AIM OF THE EXERCISE:
Can you output the material exactly as written, minus any pictures it holds?
--- START OF SOURCE MATERIAL ---
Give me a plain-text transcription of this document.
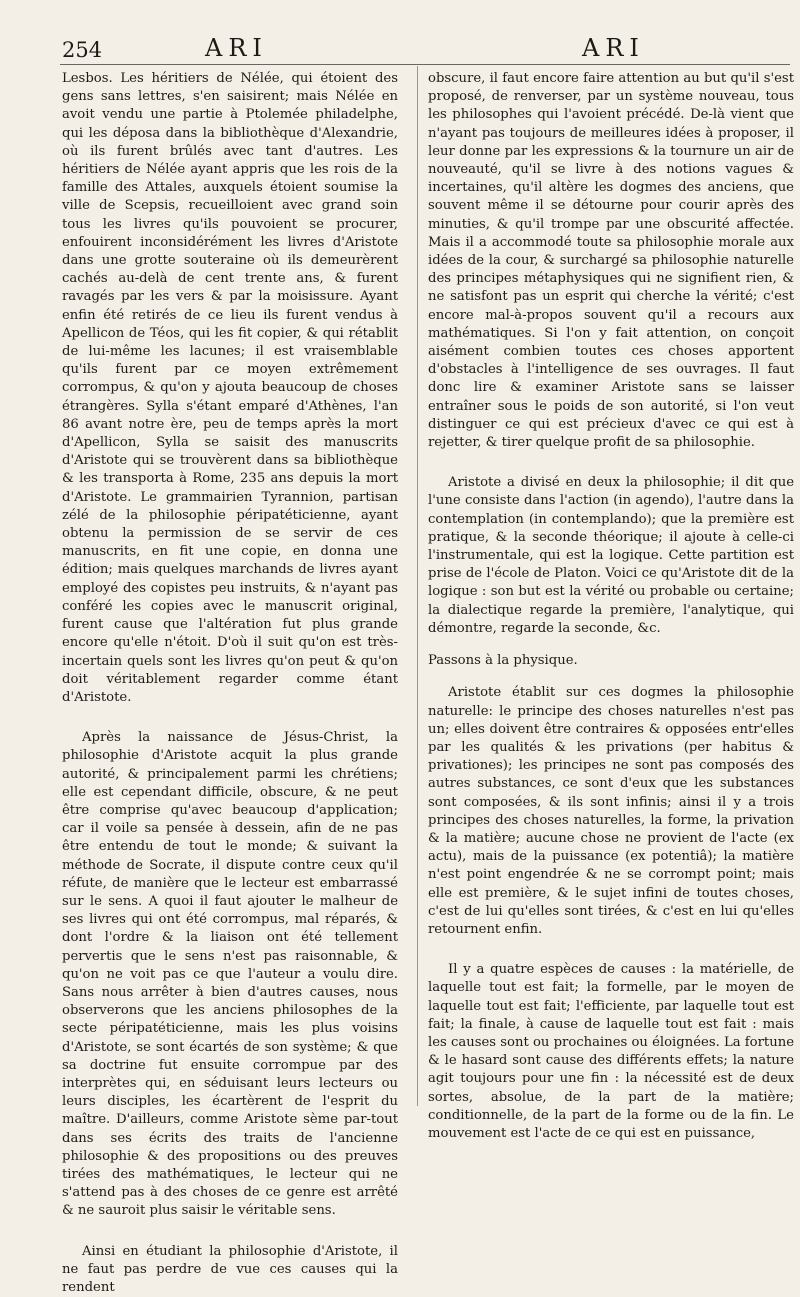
254	ARI	ARI

Lesbos. Les héritiers de Nélée, qui étoient des gens sans lettres, s'en saisirent; mais Nélée en avoit vendu une partie à Ptolemée philadelphe, qui les déposa dans la bibliothèque d'Alexandrie, où ils furent brûlés avec tant d'autres. Les héritiers de Nélée ayant appris que les rois de la famille des Attales, auxquels étoient soumise la ville de Scepsis, recueilloient avec grand soin tous les livres qu'ils pouvoient se procurer, enfouirent inconsidérément les livres d'Aristote dans une grotte souteraine où ils demeurèrent cachés au-delà de cent trente ans, & furent ravagés par les vers & par la moisissure. Ayant enfin été retirés de ce lieu ils furent vendus à Apellicon de Téos, qui les fit copier, & qui rétablit de lui-même les lacunes; il est vraisemblable qu'ils furent par ce moyen extrêmement corrompus, & qu'on y ajouta beaucoup de choses étrangères. Sylla s'étant emparé d'Athènes, l'an 86 avant notre ère, peu de temps après la mort d'Apellicon, Sylla se saisit des manuscrits d'Aristote qui se trouvèrent dans sa bibliothèque & les transporta à Rome, 235 ans depuis la mort d'Aristote. Le grammairien Tyrannion, partisan zélé de la philosophie péripatéticienne, ayant obtenu la permission de se servir de ces manuscrits, en fit une copie, en donna une édition; mais quelques marchands de livres ayant employé des copistes peu instruits, & n'ayant pas conféré les copies avec le manuscrit original, furent cause que l'altération fut plus grande encore qu'elle n'étoit. D'où il suit qu'on est très-incertain quels sont les livres qu'on peut & qu'on doit véritablement regarder comme étant d'Aristote.

Après la naissance de Jésus-Christ, la philosophie d'Aristote acquit la plus grande autorité, & principalement parmi les chrétiens; elle est cependant difficile, obscure, & ne peut être comprise qu'avec beaucoup d'application; car il voile sa pensée à dessein, afin de ne pas être entendu de tout le monde; & suivant la méthode de Socrate, il dispute contre ceux qu'il réfute, de manière que le lecteur est embarrassé sur le sens. A quoi il faut ajouter le malheur de ses livres qui ont été corrompus, mal réparés, & dont l'ordre & la liaison ont été tellement pervertis que le sens n'est pas raisonnable, & qu'on ne voit pas ce que l'auteur a voulu dire. Sans nous arrêter à bien d'autres causes, nous observerons que les anciens philosophes de la secte péripatéticienne, mais les plus voisins d'Aristote, se sont écartés de son système; & que sa doctrine fut ensuite corrompue par des interprètes qui, en séduisant leurs lecteurs ou leurs disciples, les écartèrent de l'esprit du maître. D'ailleurs, comme Aristote sème par-tout dans ses écrits des traits de l'ancienne philosophie & des propositions ou des preuves tirées des mathématiques, le lecteur qui ne s'attend pas à des choses de ce genre est arrêté & ne sauroit plus saisir le véritable sens.

Ainsi en étudiant la philosophie d'Aristote, il ne faut pas perdre de vue ces causes qui la rendent

obscure, il faut encore faire attention au but qu'il s'est proposé, de renverser, par un système nouveau, tous les philosophes qui l'avoient précédé. De-là vient que n'ayant pas toujours de meilleures idées à proposer, il leur donne par les expressions & la tournure un air de nouveauté, qu'il se livre à des notions vagues & incertaines, qu'il altère les dogmes des anciens, que souvent même il se détourne pour courir après des minuties, & qu'il trompe par une obscurité affectée. Mais il a accommodé toute sa philosophie morale aux idées de la cour, & surchargé sa philosophie naturelle des principes métaphysiques qui ne signifient rien, & ne satisfont pas un esprit qui cherche la vérité; c'est encore mal-à-propos souvent qu'il a recours aux mathématiques. Si l'on y fait attention, on conçoit aisément combien toutes ces choses apportent d'obstacles à l'intelligence de ses ouvrages. Il faut donc lire & examiner Aristote sans se laisser entraîner sous le poids de son autorité, si l'on veut distinguer ce qui est précieux d'avec ce qui est à rejetter, & tirer quelque profit de sa philosophie.

Aristote a divisé en deux la philosophie; il dit que l'une consiste dans l'action (in agendo), l'autre dans la contemplation (in contemplando); que la première est pratique, & la seconde théorique; il ajoute à celle-ci l'instrumentale, qui est la logique. Cette partition est prise de l'école de Platon. Voici ce qu'Aristote dit de la logique : son but est la vérité ou probable ou certaine; la dialectique regarde la première, l'analytique, qui démontre, regarde la seconde, &c.

Passons à la physique.

Aristote établit sur ces dogmes la philosophie naturelle: le principe des choses naturelles n'est pas un; elles doivent être contraires & opposées entr'elles par les qualités & les privations (per habitus & privationes); les principes ne sont pas composés des autres substances, ce sont d'eux que les substances sont composées, & ils sont infinis; ainsi il y a trois principes des choses naturelles, la forme, la privation & la matière; aucune chose ne provient de l'acte (ex actu), mais de la puissance (ex potentiâ); la matière n'est point engendrée & ne se corrompt point; mais elle est première, & le sujet infini de toutes choses, c'est de lui qu'elles sont tirées, & c'est en lui qu'elles retournent enfin.

Il y a quatre espèces de causes : la matérielle, de laquelle tout est fait; la formelle, par le moyen de laquelle tout est fait; l'efficiente, par laquelle tout est fait; la finale, à cause de laquelle tout est fait : mais les causes sont ou prochaines ou éloignées. La fortune & le hasard sont cause des différents effets; la nature agit toujours pour une fin : la nécessité est de deux sortes, absolue, de la part de la matière; conditionnelle, de la part de la forme ou de la fin. Le mouvement est l'acte de ce qui est en puissance,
--- END OF SOURCE MATERIAL ---
RIGHT ANSWER:
Give me a plain-text transcription of this document.
254	ARI	ARI

Lesbos. Les héritiers de Nélée, qui étoient des gens sans lettres, s'en saisirent; mais Nélée en avoit vendu une partie à Ptolemée philadelphe, qui les déposa dans la bibliothèque d'Alexandrie, où ils furent brûlés avec tant d'autres. Les héritiers de Nélée ayant appris que les rois de la famille des Attales, auxquels étoient soumise la ville de Scepsis, recueilloient avec grand soin tous les livres qu'ils pouvoient se procurer, enfouirent inconsidérément les livres d'Aristote dans une grotte souteraine où ils demeurèrent cachés au-delà de cent trente ans, & furent ravagés par les vers & par la moisissure. Ayant enfin été retirés de ce lieu ils furent vendus à Apellicon de Téos, qui les fit copier, & qui rétablit de lui-même les lacunes; il est vraisemblable qu'ils furent par ce moyen extrêmement corrompus, & qu'on y ajouta beaucoup de choses étrangères. Sylla s'étant emparé d'Athènes, l'an 86 avant notre ère, peu de temps après la mort d'Apellicon, Sylla se saisit des manuscrits d'Aristote qui se trouvèrent dans sa bibliothèque & les transporta à Rome, 235 ans depuis la mort d'Aristote. Le grammairien Tyrannion, partisan zélé de la philosophie péripatéticienne, ayant obtenu la permission de se servir de ces manuscrits, en fit une copie, en donna une édition; mais quelques marchands de livres ayant employé des copistes peu instruits, & n'ayant pas conféré les copies avec le manuscrit original, furent cause que l'altération fut plus grande encore qu'elle n'étoit. D'où il suit qu'on est très-incertain quels sont les livres qu'on peut & qu'on doit véritablement regarder comme étant d'Aristote.

Après la naissance de Jésus-Christ, la philosophie d'Aristote acquit la plus grande autorité, & principalement parmi les chrétiens; elle est cependant difficile, obscure, & ne peut être comprise qu'avec beaucoup d'application; car il voile sa pensée à dessein, afin de ne pas être entendu de tout le monde; & suivant la méthode de Socrate, il dispute contre ceux qu'il réfute, de manière que le lecteur est embarrassé sur le sens. A quoi il faut ajouter le malheur de ses livres qui ont été corrompus, mal réparés, & dont l'ordre & la liaison ont été tellement pervertis que le sens n'est pas raisonnable, & qu'on ne voit pas ce que l'auteur a voulu dire. Sans nous arrêter à bien d'autres causes, nous observerons que les anciens philosophes de la secte péripatéticienne, mais les plus voisins d'Aristote, se sont écartés de son système; & que sa doctrine fut ensuite corrompue par des interprètes qui, en séduisant leurs lecteurs ou leurs disciples, les écartèrent de l'esprit du maître. D'ailleurs, comme Aristote sème par-tout dans ses écrits des traits de l'ancienne philosophie & des propositions ou des preuves tirées des mathématiques, le lecteur qui ne s'attend pas à des choses de ce genre est arrêté & ne sauroit plus saisir le véritable sens.

Ainsi en étudiant la philosophie d'Aristote, il ne faut pas perdre de vue ces causes qui la rendent

obscure, il faut encore faire attention au but qu'il s'est proposé, de renverser, par un système nouveau, tous les philosophes qui l'avoient précédé. De-là vient que n'ayant pas toujours de meilleures idées à proposer, il leur donne par les expressions & la tournure un air de nouveauté, qu'il se livre à des notions vagues & incertaines, qu'il altère les dogmes des anciens, que souvent même il se détourne pour courir après des minuties, & qu'il trompe par une obscurité affectée. Mais il a accommodé toute sa philosophie morale aux idées de la cour, & surchargé sa philosophie naturelle des principes métaphysiques qui ne signifient rien, & ne satisfont pas un esprit qui cherche la vérité; c'est encore mal-à-propos souvent qu'il a recours aux mathématiques. Si l'on y fait attention, on conçoit aisément combien toutes ces choses apportent d'obstacles à l'intelligence de ses ouvrages. Il faut donc lire & examiner Aristote sans se laisser entraîner sous le poids de son autorité, si l'on veut distinguer ce qui est précieux d'avec ce qui est à rejetter, & tirer quelque profit de sa philosophie.

Aristote a divisé en deux la philosophie; il dit que l'une consiste dans l'action (in agendo), l'autre dans la contemplation (in contemplando); que la première est pratique, & la seconde théorique; il ajoute à celle-ci l'instrumentale, qui est la logique. Cette partition est prise de l'école de Platon. Voici ce qu'Aristote dit de la logique : son but est la vérité ou probable ou certaine; la dialectique regarde la première, l'analytique, qui démontre, regarde la seconde, &c.

Passons à la physique.

Aristote établit sur ces dogmes la philosophie naturelle: le principe des choses naturelles n'est pas un; elles doivent être contraires & opposées entr'elles par les qualités & les privations (per habitus & privationes); les principes ne sont pas composés des autres substances, ce sont d'eux que les substances sont composées, & ils sont infinis; ainsi il y a trois principes des choses naturelles, la forme, la privation & la matière; aucune chose ne provient de l'acte (ex actu), mais de la puissance (ex potentiâ); la matière n'est point engendrée & ne se corrompt point; mais elle est première, & le sujet infini de toutes choses, c'est de lui qu'elles sont tirées, & c'est en lui qu'elles retournent enfin.

Il y a quatre espèces de causes : la matérielle, de laquelle tout est fait; la formelle, par le moyen de laquelle tout est fait; l'efficiente, par laquelle tout est fait; la finale, à cause de laquelle tout est fait : mais les causes sont ou prochaines ou éloignées. La fortune & le hasard sont cause des différents effets; la nature agit toujours pour une fin : la nécessité est de deux sortes, absolue, de la part de la matière; conditionnelle, de la part de la forme ou de la fin. Le mouvement est l'acte de ce qui est en puissance,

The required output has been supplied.